Directive:
Print the data exactly, leaving nothing out.

☆ ☆ ☆ ☆ ☆ ☆ ☆

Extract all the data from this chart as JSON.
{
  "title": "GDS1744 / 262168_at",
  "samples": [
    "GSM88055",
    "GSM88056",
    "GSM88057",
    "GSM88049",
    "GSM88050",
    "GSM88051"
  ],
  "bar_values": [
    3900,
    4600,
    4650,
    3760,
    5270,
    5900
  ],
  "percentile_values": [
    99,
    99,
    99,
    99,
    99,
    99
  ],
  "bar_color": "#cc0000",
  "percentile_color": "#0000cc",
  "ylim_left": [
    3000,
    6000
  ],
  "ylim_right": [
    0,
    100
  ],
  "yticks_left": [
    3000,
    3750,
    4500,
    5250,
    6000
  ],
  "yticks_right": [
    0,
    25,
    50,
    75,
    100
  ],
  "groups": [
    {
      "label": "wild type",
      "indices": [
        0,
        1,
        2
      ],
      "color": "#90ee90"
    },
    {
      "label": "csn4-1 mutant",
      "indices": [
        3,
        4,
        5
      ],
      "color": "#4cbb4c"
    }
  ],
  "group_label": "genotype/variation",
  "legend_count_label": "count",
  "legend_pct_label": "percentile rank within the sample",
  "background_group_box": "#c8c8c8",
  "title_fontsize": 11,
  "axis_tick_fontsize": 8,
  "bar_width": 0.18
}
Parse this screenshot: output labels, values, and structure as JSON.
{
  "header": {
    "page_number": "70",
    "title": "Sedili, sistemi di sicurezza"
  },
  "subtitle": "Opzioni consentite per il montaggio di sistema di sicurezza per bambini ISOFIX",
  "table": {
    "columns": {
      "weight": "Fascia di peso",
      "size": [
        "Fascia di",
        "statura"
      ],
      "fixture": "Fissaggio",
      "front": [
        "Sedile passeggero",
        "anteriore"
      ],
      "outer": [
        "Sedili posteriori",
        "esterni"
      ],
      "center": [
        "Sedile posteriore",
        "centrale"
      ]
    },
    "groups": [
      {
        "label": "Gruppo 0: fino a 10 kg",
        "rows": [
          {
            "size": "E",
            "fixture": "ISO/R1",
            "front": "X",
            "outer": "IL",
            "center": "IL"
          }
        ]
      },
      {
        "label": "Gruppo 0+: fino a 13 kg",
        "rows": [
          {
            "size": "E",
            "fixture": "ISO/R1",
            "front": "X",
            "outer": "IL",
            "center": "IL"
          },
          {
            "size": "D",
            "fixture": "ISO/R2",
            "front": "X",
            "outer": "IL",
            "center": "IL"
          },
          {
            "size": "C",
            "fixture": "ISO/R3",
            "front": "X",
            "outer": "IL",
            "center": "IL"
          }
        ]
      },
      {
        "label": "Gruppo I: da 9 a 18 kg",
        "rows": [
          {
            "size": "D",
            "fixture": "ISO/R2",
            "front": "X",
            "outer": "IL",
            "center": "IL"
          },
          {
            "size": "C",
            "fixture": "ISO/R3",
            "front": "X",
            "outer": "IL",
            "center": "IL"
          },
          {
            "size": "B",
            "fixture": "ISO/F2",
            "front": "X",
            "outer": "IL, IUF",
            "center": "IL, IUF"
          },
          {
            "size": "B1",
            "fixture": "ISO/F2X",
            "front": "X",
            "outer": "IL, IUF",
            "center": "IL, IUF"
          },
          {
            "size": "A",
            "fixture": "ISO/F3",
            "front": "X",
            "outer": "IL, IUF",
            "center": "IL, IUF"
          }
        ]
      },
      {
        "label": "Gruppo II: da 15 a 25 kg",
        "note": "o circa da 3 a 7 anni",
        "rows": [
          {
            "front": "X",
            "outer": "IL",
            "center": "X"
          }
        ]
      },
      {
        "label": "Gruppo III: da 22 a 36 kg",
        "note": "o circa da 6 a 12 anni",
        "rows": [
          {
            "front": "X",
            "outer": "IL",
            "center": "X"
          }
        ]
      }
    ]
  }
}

☆ ☆ ☆ ☆ ☆ ☆ ☆

Final result:
Extract all the data from this chart as JSON.
{
  "title": "GDS1744 / 262168_at",
  "samples": [
    "GSM88055",
    "GSM88056",
    "GSM88057",
    "GSM88049",
    "GSM88050",
    "GSM88051"
  ],
  "bar_values": [
    3900,
    4600,
    4650,
    3760,
    5270,
    5900
  ],
  "percentile_values": [
    99,
    99,
    99,
    99,
    99,
    99
  ],
  "bar_color": "#cc0000",
  "percentile_color": "#0000cc",
  "ylim_left": [
    3000,
    6000
  ],
  "ylim_right": [
    0,
    100
  ],
  "yticks_left": [
    3000,
    3750,
    4500,
    5250,
    6000
  ],
  "yticks_right": [
    0,
    25,
    50,
    75,
    100
  ],
  "groups": [
    {
      "label": "wild type",
      "indices": [
        0,
        1,
        2
      ],
      "color": "#90ee90"
    },
    {
      "label": "csn4-1 mutant",
      "indices": [
        3,
        4,
        5
      ],
      "color": "#4cbb4c"
    }
  ],
  "group_label": "genotype/variation",
  "legend_count_label": "count",
  "legend_pct_label": "percentile rank within the sample",
  "background_group_box": "#c8c8c8",
  "title_fontsize": 11,
  "axis_tick_fontsize": 8,
  "bar_width": 0.18
}
Parse this screenshot: output labels, values, and structure as JSON.
{
  "header": {
    "page_number": "70",
    "title": "Sedili, sistemi di sicurezza"
  },
  "subtitle": "Opzioni consentite per il montaggio di sistema di sicurezza per bambini ISOFIX",
  "table": {
    "columns": {
      "weight": "Fascia di peso",
      "size": [
        "Fascia di",
        "statura"
      ],
      "fixture": "Fissaggio",
      "front": [
        "Sedile passeggero",
        "anteriore"
      ],
      "outer": [
        "Sedili posteriori",
        "esterni"
      ],
      "center": [
        "Sedile posteriore",
        "centrale"
      ]
    },
    "groups": [
      {
        "label": "Gruppo 0: fino a 10 kg",
        "rows": [
          {
            "size": "E",
            "fixture": "ISO/R1",
            "front": "X",
            "outer": "IL",
            "center": "IL"
          }
        ]
      },
      {
        "label": "Gruppo 0+: fino a 13 kg",
        "rows": [
          {
            "size": "E",
            "fixture": "ISO/R1",
            "front": "X",
            "outer": "IL",
            "center": "IL"
          },
          {
            "size": "D",
            "fixture": "ISO/R2",
            "front": "X",
            "outer": "IL",
            "center": "IL"
          },
          {
            "size": "C",
            "fixture": "ISO/R3",
            "front": "X",
            "outer": "IL",
            "center": "IL"
          }
        ]
      },
      {
        "label": "Gruppo I: da 9 a 18 kg",
        "rows": [
          {
            "size": "D",
            "fixture": "ISO/R2",
            "front": "X",
            "outer": "IL",
            "center": "IL"
          },
          {
            "size": "C",
            "fixture": "ISO/R3",
            "front": "X",
            "outer": "IL",
            "center": "IL"
          },
          {
            "size": "B",
            "fixture": "ISO/F2",
            "front": "X",
            "outer": "IL, IUF",
            "center": "IL, IUF"
          },
          {
            "size": "B1",
            "fixture": "ISO/F2X",
            "front": "X",
            "outer": "IL, IUF",
            "center": "IL, IUF"
          },
          {
            "size": "A",
            "fixture": "ISO/F3",
            "front": "X",
            "outer": "IL, IUF",
            "center": "IL, IUF"
          }
        ]
      },
      {
        "label": "Gruppo II: da 15 a 25 kg",
        "note": "o circa da 3 a 7 anni",
        "rows": [
          {
            "front": "X",
            "outer": "IL",
            "center": "X"
          }
        ]
      },
      {
        "label": "Gruppo III: da 22 a 36 kg",
        "note": "o circa da 6 a 12 anni",
        "rows": [
          {
            "front": "X",
            "outer": "IL",
            "center": "X"
          }
        ]
      }
    ]
  }
}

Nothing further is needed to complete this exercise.